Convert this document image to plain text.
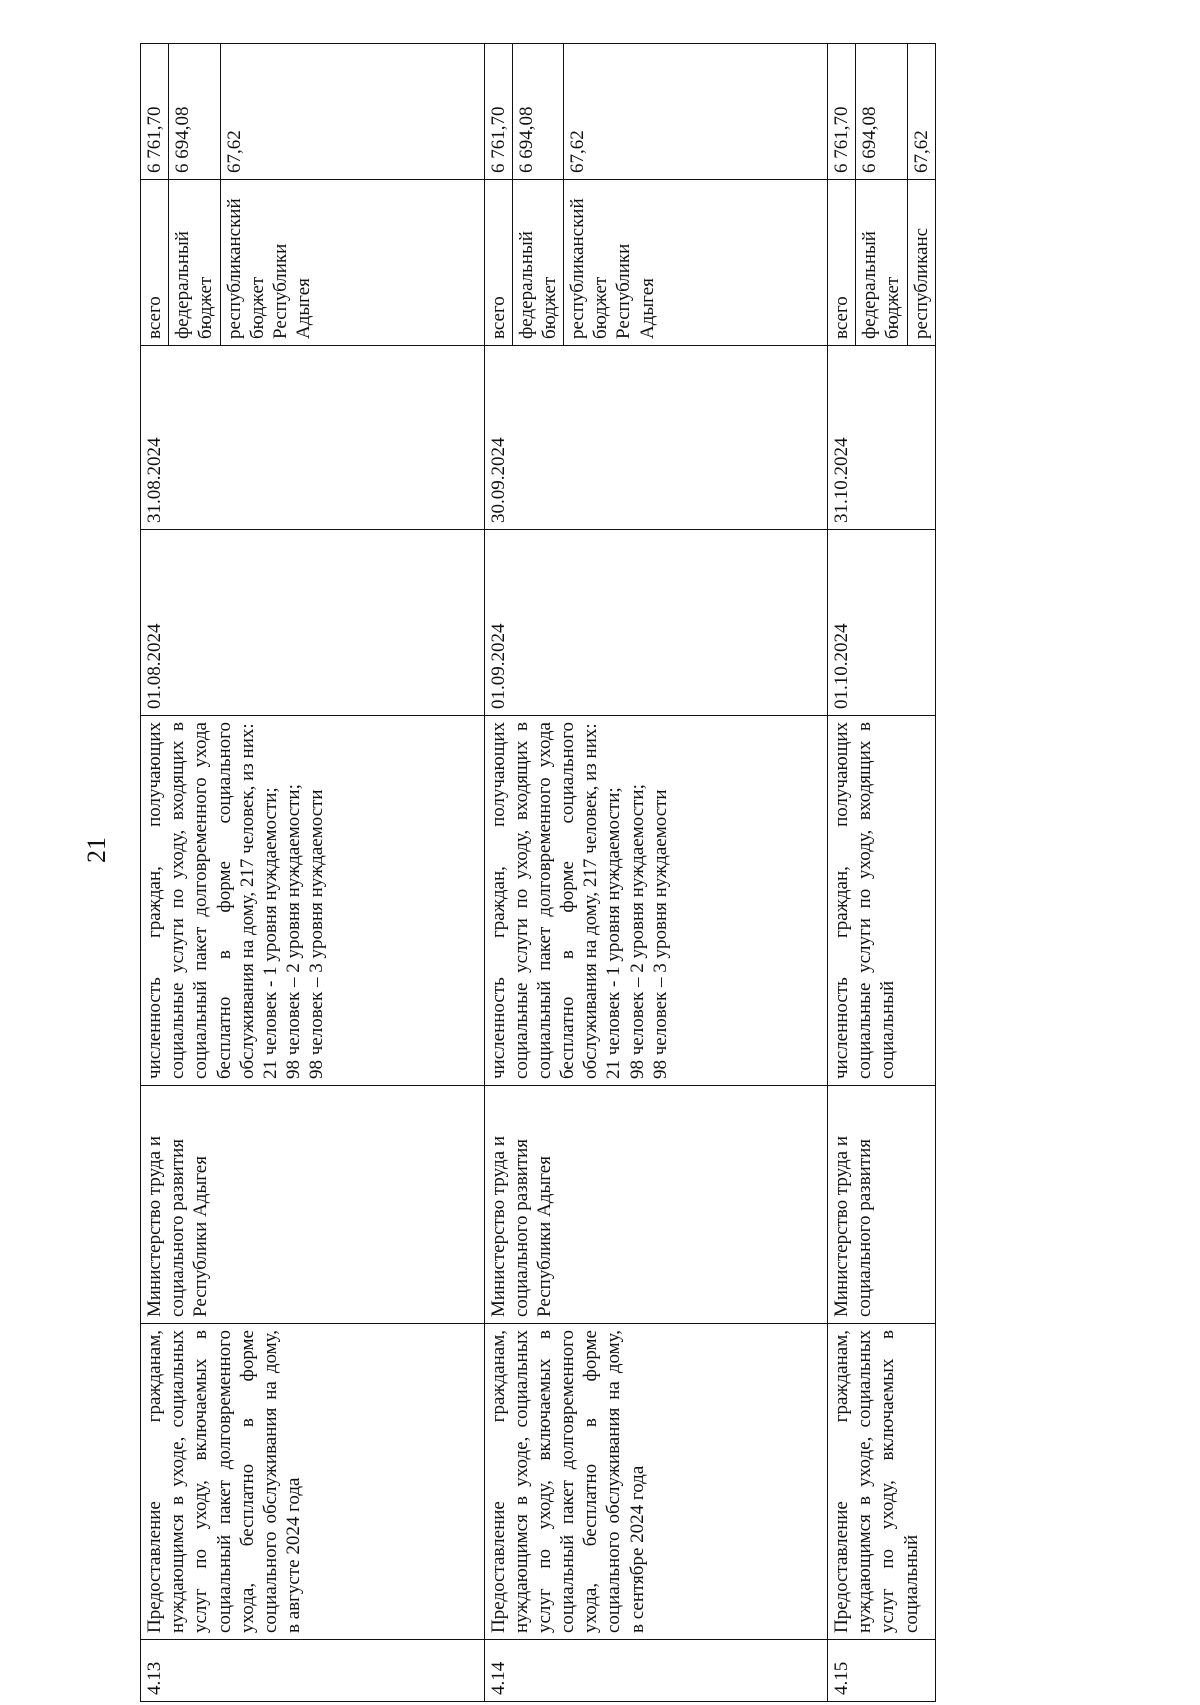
21
4.13	Предоставление гражданам, нуждающимся в уходе, социальных услуг по уходу, включаемых в социальный пакет долговременного ухода, бесплатно в форме социального обслуживания на дому, в августе 2024 года	Министерство труда и социального развития Республики Адыгея	численность граждан, получающих социальные услуги по уходу, входящих в социальный пакет долговременного ухода бесплатно в форме социального обслуживания на дому, 217 человек, из них:
21 человек - 1 уровня нуждаемости;
98 человек – 2 уровня нуждаемости;
98 человек – 3 уровня нуждаемости	01.08.2024	31.08.2024	всего	6 761,70
						федеральный бюджет	6 694,08
						республиканский бюджет Республики Адыгея	67,62
4.14	Предоставление гражданам, нуждающимся в уходе, социальных услуг по уходу, включаемых в социальный пакет долговременного ухода, бесплатно в форме социального обслуживания на дому, в сентябре 2024 года	Министерство труда и социального развития Республики Адыгея	численность граждан, получающих социальные услуги по уходу, входящих в социальный пакет долговременного ухода бесплатно в форме социального обслуживания на дому, 217 человек, из них:
21 человек - 1 уровня нуждаемости;
98 человек – 2 уровня нуждаемости;
98 человек – 3 уровня нуждаемости	01.09.2024	30.09.2024	всего	6 761,70
						федеральный бюджет	6 694,08
						республиканский бюджет Республики Адыгея	67,62
4.15	Предоставление гражданам, нуждающимся в уходе, социальных услуг по уходу, включаемых в социальный	Министерство труда и социального развития	численность граждан, получающих социальные услуги по уходу, входящих в социальный	01.10.2024	31.10.2024	всего	6 761,70
						федеральный бюджет	6 694,08
						республиканс	67,62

========================================================================

_Task to complete_:
Where a line in the entries holds "долговременного", copy that line.

_Reply_:
4.13	Предоставление гражданам, нуждающимся в уходе, социальных услуг по уходу, включаемых в социальный пакет долговременного ухода, бесплатно в форме социального обслуживания на дому, в августе 2024 года	Министерство труда и социального развития Республики Адыгея	численность граждан, получающих социальные услуги по уходу, входящих в социальный пакет долговременного ухода бесплатно в форме социального обслуживания на дому, 217 человек, из них:
4.14	Предоставление гражданам, нуждающимся в уходе, социальных услуг по уходу, включаемых в социальный пакет долговременного ухода, бесплатно в форме социального обслуживания на дому, в сентябре 2024 года	Министерство труда и социального развития Республики Адыгея	численность граждан, получающих социальные услуги по уходу, входящих в социальный пакет долговременного ухода бесплатно в форме социального обслуживания на дому, 217 человек, из них:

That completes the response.